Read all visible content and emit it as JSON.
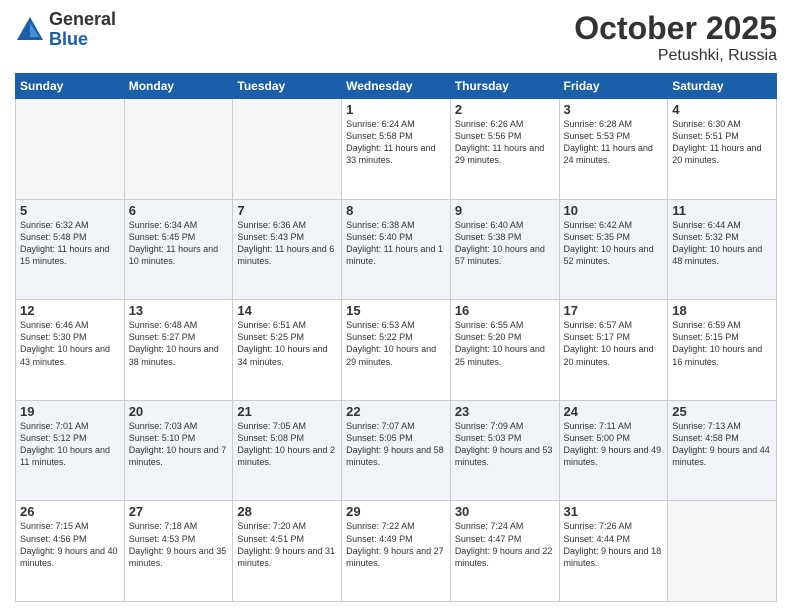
{
  "header": {
    "logo_general": "General",
    "logo_blue": "Blue",
    "month": "October 2025",
    "location": "Petushki, Russia"
  },
  "weekdays": [
    "Sunday",
    "Monday",
    "Tuesday",
    "Wednesday",
    "Thursday",
    "Friday",
    "Saturday"
  ],
  "weeks": [
    [
      {
        "day": "",
        "sunrise": "",
        "sunset": "",
        "daylight": "",
        "empty": true
      },
      {
        "day": "",
        "sunrise": "",
        "sunset": "",
        "daylight": "",
        "empty": true
      },
      {
        "day": "",
        "sunrise": "",
        "sunset": "",
        "daylight": "",
        "empty": true
      },
      {
        "day": "1",
        "sunrise": "Sunrise: 6:24 AM",
        "sunset": "Sunset: 5:58 PM",
        "daylight": "Daylight: 11 hours and 33 minutes.",
        "empty": false
      },
      {
        "day": "2",
        "sunrise": "Sunrise: 6:26 AM",
        "sunset": "Sunset: 5:56 PM",
        "daylight": "Daylight: 11 hours and 29 minutes.",
        "empty": false
      },
      {
        "day": "3",
        "sunrise": "Sunrise: 6:28 AM",
        "sunset": "Sunset: 5:53 PM",
        "daylight": "Daylight: 11 hours and 24 minutes.",
        "empty": false
      },
      {
        "day": "4",
        "sunrise": "Sunrise: 6:30 AM",
        "sunset": "Sunset: 5:51 PM",
        "daylight": "Daylight: 11 hours and 20 minutes.",
        "empty": false
      }
    ],
    [
      {
        "day": "5",
        "sunrise": "Sunrise: 6:32 AM",
        "sunset": "Sunset: 5:48 PM",
        "daylight": "Daylight: 11 hours and 15 minutes.",
        "empty": false
      },
      {
        "day": "6",
        "sunrise": "Sunrise: 6:34 AM",
        "sunset": "Sunset: 5:45 PM",
        "daylight": "Daylight: 11 hours and 10 minutes.",
        "empty": false
      },
      {
        "day": "7",
        "sunrise": "Sunrise: 6:36 AM",
        "sunset": "Sunset: 5:43 PM",
        "daylight": "Daylight: 11 hours and 6 minutes.",
        "empty": false
      },
      {
        "day": "8",
        "sunrise": "Sunrise: 6:38 AM",
        "sunset": "Sunset: 5:40 PM",
        "daylight": "Daylight: 11 hours and 1 minute.",
        "empty": false
      },
      {
        "day": "9",
        "sunrise": "Sunrise: 6:40 AM",
        "sunset": "Sunset: 5:38 PM",
        "daylight": "Daylight: 10 hours and 57 minutes.",
        "empty": false
      },
      {
        "day": "10",
        "sunrise": "Sunrise: 6:42 AM",
        "sunset": "Sunset: 5:35 PM",
        "daylight": "Daylight: 10 hours and 52 minutes.",
        "empty": false
      },
      {
        "day": "11",
        "sunrise": "Sunrise: 6:44 AM",
        "sunset": "Sunset: 5:32 PM",
        "daylight": "Daylight: 10 hours and 48 minutes.",
        "empty": false
      }
    ],
    [
      {
        "day": "12",
        "sunrise": "Sunrise: 6:46 AM",
        "sunset": "Sunset: 5:30 PM",
        "daylight": "Daylight: 10 hours and 43 minutes.",
        "empty": false
      },
      {
        "day": "13",
        "sunrise": "Sunrise: 6:48 AM",
        "sunset": "Sunset: 5:27 PM",
        "daylight": "Daylight: 10 hours and 38 minutes.",
        "empty": false
      },
      {
        "day": "14",
        "sunrise": "Sunrise: 6:51 AM",
        "sunset": "Sunset: 5:25 PM",
        "daylight": "Daylight: 10 hours and 34 minutes.",
        "empty": false
      },
      {
        "day": "15",
        "sunrise": "Sunrise: 6:53 AM",
        "sunset": "Sunset: 5:22 PM",
        "daylight": "Daylight: 10 hours and 29 minutes.",
        "empty": false
      },
      {
        "day": "16",
        "sunrise": "Sunrise: 6:55 AM",
        "sunset": "Sunset: 5:20 PM",
        "daylight": "Daylight: 10 hours and 25 minutes.",
        "empty": false
      },
      {
        "day": "17",
        "sunrise": "Sunrise: 6:57 AM",
        "sunset": "Sunset: 5:17 PM",
        "daylight": "Daylight: 10 hours and 20 minutes.",
        "empty": false
      },
      {
        "day": "18",
        "sunrise": "Sunrise: 6:59 AM",
        "sunset": "Sunset: 5:15 PM",
        "daylight": "Daylight: 10 hours and 16 minutes.",
        "empty": false
      }
    ],
    [
      {
        "day": "19",
        "sunrise": "Sunrise: 7:01 AM",
        "sunset": "Sunset: 5:12 PM",
        "daylight": "Daylight: 10 hours and 11 minutes.",
        "empty": false
      },
      {
        "day": "20",
        "sunrise": "Sunrise: 7:03 AM",
        "sunset": "Sunset: 5:10 PM",
        "daylight": "Daylight: 10 hours and 7 minutes.",
        "empty": false
      },
      {
        "day": "21",
        "sunrise": "Sunrise: 7:05 AM",
        "sunset": "Sunset: 5:08 PM",
        "daylight": "Daylight: 10 hours and 2 minutes.",
        "empty": false
      },
      {
        "day": "22",
        "sunrise": "Sunrise: 7:07 AM",
        "sunset": "Sunset: 5:05 PM",
        "daylight": "Daylight: 9 hours and 58 minutes.",
        "empty": false
      },
      {
        "day": "23",
        "sunrise": "Sunrise: 7:09 AM",
        "sunset": "Sunset: 5:03 PM",
        "daylight": "Daylight: 9 hours and 53 minutes.",
        "empty": false
      },
      {
        "day": "24",
        "sunrise": "Sunrise: 7:11 AM",
        "sunset": "Sunset: 5:00 PM",
        "daylight": "Daylight: 9 hours and 49 minutes.",
        "empty": false
      },
      {
        "day": "25",
        "sunrise": "Sunrise: 7:13 AM",
        "sunset": "Sunset: 4:58 PM",
        "daylight": "Daylight: 9 hours and 44 minutes.",
        "empty": false
      }
    ],
    [
      {
        "day": "26",
        "sunrise": "Sunrise: 7:15 AM",
        "sunset": "Sunset: 4:56 PM",
        "daylight": "Daylight: 9 hours and 40 minutes.",
        "empty": false
      },
      {
        "day": "27",
        "sunrise": "Sunrise: 7:18 AM",
        "sunset": "Sunset: 4:53 PM",
        "daylight": "Daylight: 9 hours and 35 minutes.",
        "empty": false
      },
      {
        "day": "28",
        "sunrise": "Sunrise: 7:20 AM",
        "sunset": "Sunset: 4:51 PM",
        "daylight": "Daylight: 9 hours and 31 minutes.",
        "empty": false
      },
      {
        "day": "29",
        "sunrise": "Sunrise: 7:22 AM",
        "sunset": "Sunset: 4:49 PM",
        "daylight": "Daylight: 9 hours and 27 minutes.",
        "empty": false
      },
      {
        "day": "30",
        "sunrise": "Sunrise: 7:24 AM",
        "sunset": "Sunset: 4:47 PM",
        "daylight": "Daylight: 9 hours and 22 minutes.",
        "empty": false
      },
      {
        "day": "31",
        "sunrise": "Sunrise: 7:26 AM",
        "sunset": "Sunset: 4:44 PM",
        "daylight": "Daylight: 9 hours and 18 minutes.",
        "empty": false
      },
      {
        "day": "",
        "sunrise": "",
        "sunset": "",
        "daylight": "",
        "empty": true
      }
    ]
  ]
}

→ **Stated exercise**
Reproduce the listing word for word and omit its pictures.

→ **Written answer**
Read all visible content and emit it as JSON.
{
  "header": {
    "logo_general": "General",
    "logo_blue": "Blue",
    "month": "October 2025",
    "location": "Petushki, Russia"
  },
  "weekdays": [
    "Sunday",
    "Monday",
    "Tuesday",
    "Wednesday",
    "Thursday",
    "Friday",
    "Saturday"
  ],
  "weeks": [
    [
      {
        "day": "",
        "sunrise": "",
        "sunset": "",
        "daylight": "",
        "empty": true
      },
      {
        "day": "",
        "sunrise": "",
        "sunset": "",
        "daylight": "",
        "empty": true
      },
      {
        "day": "",
        "sunrise": "",
        "sunset": "",
        "daylight": "",
        "empty": true
      },
      {
        "day": "1",
        "sunrise": "Sunrise: 6:24 AM",
        "sunset": "Sunset: 5:58 PM",
        "daylight": "Daylight: 11 hours and 33 minutes.",
        "empty": false
      },
      {
        "day": "2",
        "sunrise": "Sunrise: 6:26 AM",
        "sunset": "Sunset: 5:56 PM",
        "daylight": "Daylight: 11 hours and 29 minutes.",
        "empty": false
      },
      {
        "day": "3",
        "sunrise": "Sunrise: 6:28 AM",
        "sunset": "Sunset: 5:53 PM",
        "daylight": "Daylight: 11 hours and 24 minutes.",
        "empty": false
      },
      {
        "day": "4",
        "sunrise": "Sunrise: 6:30 AM",
        "sunset": "Sunset: 5:51 PM",
        "daylight": "Daylight: 11 hours and 20 minutes.",
        "empty": false
      }
    ],
    [
      {
        "day": "5",
        "sunrise": "Sunrise: 6:32 AM",
        "sunset": "Sunset: 5:48 PM",
        "daylight": "Daylight: 11 hours and 15 minutes.",
        "empty": false
      },
      {
        "day": "6",
        "sunrise": "Sunrise: 6:34 AM",
        "sunset": "Sunset: 5:45 PM",
        "daylight": "Daylight: 11 hours and 10 minutes.",
        "empty": false
      },
      {
        "day": "7",
        "sunrise": "Sunrise: 6:36 AM",
        "sunset": "Sunset: 5:43 PM",
        "daylight": "Daylight: 11 hours and 6 minutes.",
        "empty": false
      },
      {
        "day": "8",
        "sunrise": "Sunrise: 6:38 AM",
        "sunset": "Sunset: 5:40 PM",
        "daylight": "Daylight: 11 hours and 1 minute.",
        "empty": false
      },
      {
        "day": "9",
        "sunrise": "Sunrise: 6:40 AM",
        "sunset": "Sunset: 5:38 PM",
        "daylight": "Daylight: 10 hours and 57 minutes.",
        "empty": false
      },
      {
        "day": "10",
        "sunrise": "Sunrise: 6:42 AM",
        "sunset": "Sunset: 5:35 PM",
        "daylight": "Daylight: 10 hours and 52 minutes.",
        "empty": false
      },
      {
        "day": "11",
        "sunrise": "Sunrise: 6:44 AM",
        "sunset": "Sunset: 5:32 PM",
        "daylight": "Daylight: 10 hours and 48 minutes.",
        "empty": false
      }
    ],
    [
      {
        "day": "12",
        "sunrise": "Sunrise: 6:46 AM",
        "sunset": "Sunset: 5:30 PM",
        "daylight": "Daylight: 10 hours and 43 minutes.",
        "empty": false
      },
      {
        "day": "13",
        "sunrise": "Sunrise: 6:48 AM",
        "sunset": "Sunset: 5:27 PM",
        "daylight": "Daylight: 10 hours and 38 minutes.",
        "empty": false
      },
      {
        "day": "14",
        "sunrise": "Sunrise: 6:51 AM",
        "sunset": "Sunset: 5:25 PM",
        "daylight": "Daylight: 10 hours and 34 minutes.",
        "empty": false
      },
      {
        "day": "15",
        "sunrise": "Sunrise: 6:53 AM",
        "sunset": "Sunset: 5:22 PM",
        "daylight": "Daylight: 10 hours and 29 minutes.",
        "empty": false
      },
      {
        "day": "16",
        "sunrise": "Sunrise: 6:55 AM",
        "sunset": "Sunset: 5:20 PM",
        "daylight": "Daylight: 10 hours and 25 minutes.",
        "empty": false
      },
      {
        "day": "17",
        "sunrise": "Sunrise: 6:57 AM",
        "sunset": "Sunset: 5:17 PM",
        "daylight": "Daylight: 10 hours and 20 minutes.",
        "empty": false
      },
      {
        "day": "18",
        "sunrise": "Sunrise: 6:59 AM",
        "sunset": "Sunset: 5:15 PM",
        "daylight": "Daylight: 10 hours and 16 minutes.",
        "empty": false
      }
    ],
    [
      {
        "day": "19",
        "sunrise": "Sunrise: 7:01 AM",
        "sunset": "Sunset: 5:12 PM",
        "daylight": "Daylight: 10 hours and 11 minutes.",
        "empty": false
      },
      {
        "day": "20",
        "sunrise": "Sunrise: 7:03 AM",
        "sunset": "Sunset: 5:10 PM",
        "daylight": "Daylight: 10 hours and 7 minutes.",
        "empty": false
      },
      {
        "day": "21",
        "sunrise": "Sunrise: 7:05 AM",
        "sunset": "Sunset: 5:08 PM",
        "daylight": "Daylight: 10 hours and 2 minutes.",
        "empty": false
      },
      {
        "day": "22",
        "sunrise": "Sunrise: 7:07 AM",
        "sunset": "Sunset: 5:05 PM",
        "daylight": "Daylight: 9 hours and 58 minutes.",
        "empty": false
      },
      {
        "day": "23",
        "sunrise": "Sunrise: 7:09 AM",
        "sunset": "Sunset: 5:03 PM",
        "daylight": "Daylight: 9 hours and 53 minutes.",
        "empty": false
      },
      {
        "day": "24",
        "sunrise": "Sunrise: 7:11 AM",
        "sunset": "Sunset: 5:00 PM",
        "daylight": "Daylight: 9 hours and 49 minutes.",
        "empty": false
      },
      {
        "day": "25",
        "sunrise": "Sunrise: 7:13 AM",
        "sunset": "Sunset: 4:58 PM",
        "daylight": "Daylight: 9 hours and 44 minutes.",
        "empty": false
      }
    ],
    [
      {
        "day": "26",
        "sunrise": "Sunrise: 7:15 AM",
        "sunset": "Sunset: 4:56 PM",
        "daylight": "Daylight: 9 hours and 40 minutes.",
        "empty": false
      },
      {
        "day": "27",
        "sunrise": "Sunrise: 7:18 AM",
        "sunset": "Sunset: 4:53 PM",
        "daylight": "Daylight: 9 hours and 35 minutes.",
        "empty": false
      },
      {
        "day": "28",
        "sunrise": "Sunrise: 7:20 AM",
        "sunset": "Sunset: 4:51 PM",
        "daylight": "Daylight: 9 hours and 31 minutes.",
        "empty": false
      },
      {
        "day": "29",
        "sunrise": "Sunrise: 7:22 AM",
        "sunset": "Sunset: 4:49 PM",
        "daylight": "Daylight: 9 hours and 27 minutes.",
        "empty": false
      },
      {
        "day": "30",
        "sunrise": "Sunrise: 7:24 AM",
        "sunset": "Sunset: 4:47 PM",
        "daylight": "Daylight: 9 hours and 22 minutes.",
        "empty": false
      },
      {
        "day": "31",
        "sunrise": "Sunrise: 7:26 AM",
        "sunset": "Sunset: 4:44 PM",
        "daylight": "Daylight: 9 hours and 18 minutes.",
        "empty": false
      },
      {
        "day": "",
        "sunrise": "",
        "sunset": "",
        "daylight": "",
        "empty": true
      }
    ]
  ]
}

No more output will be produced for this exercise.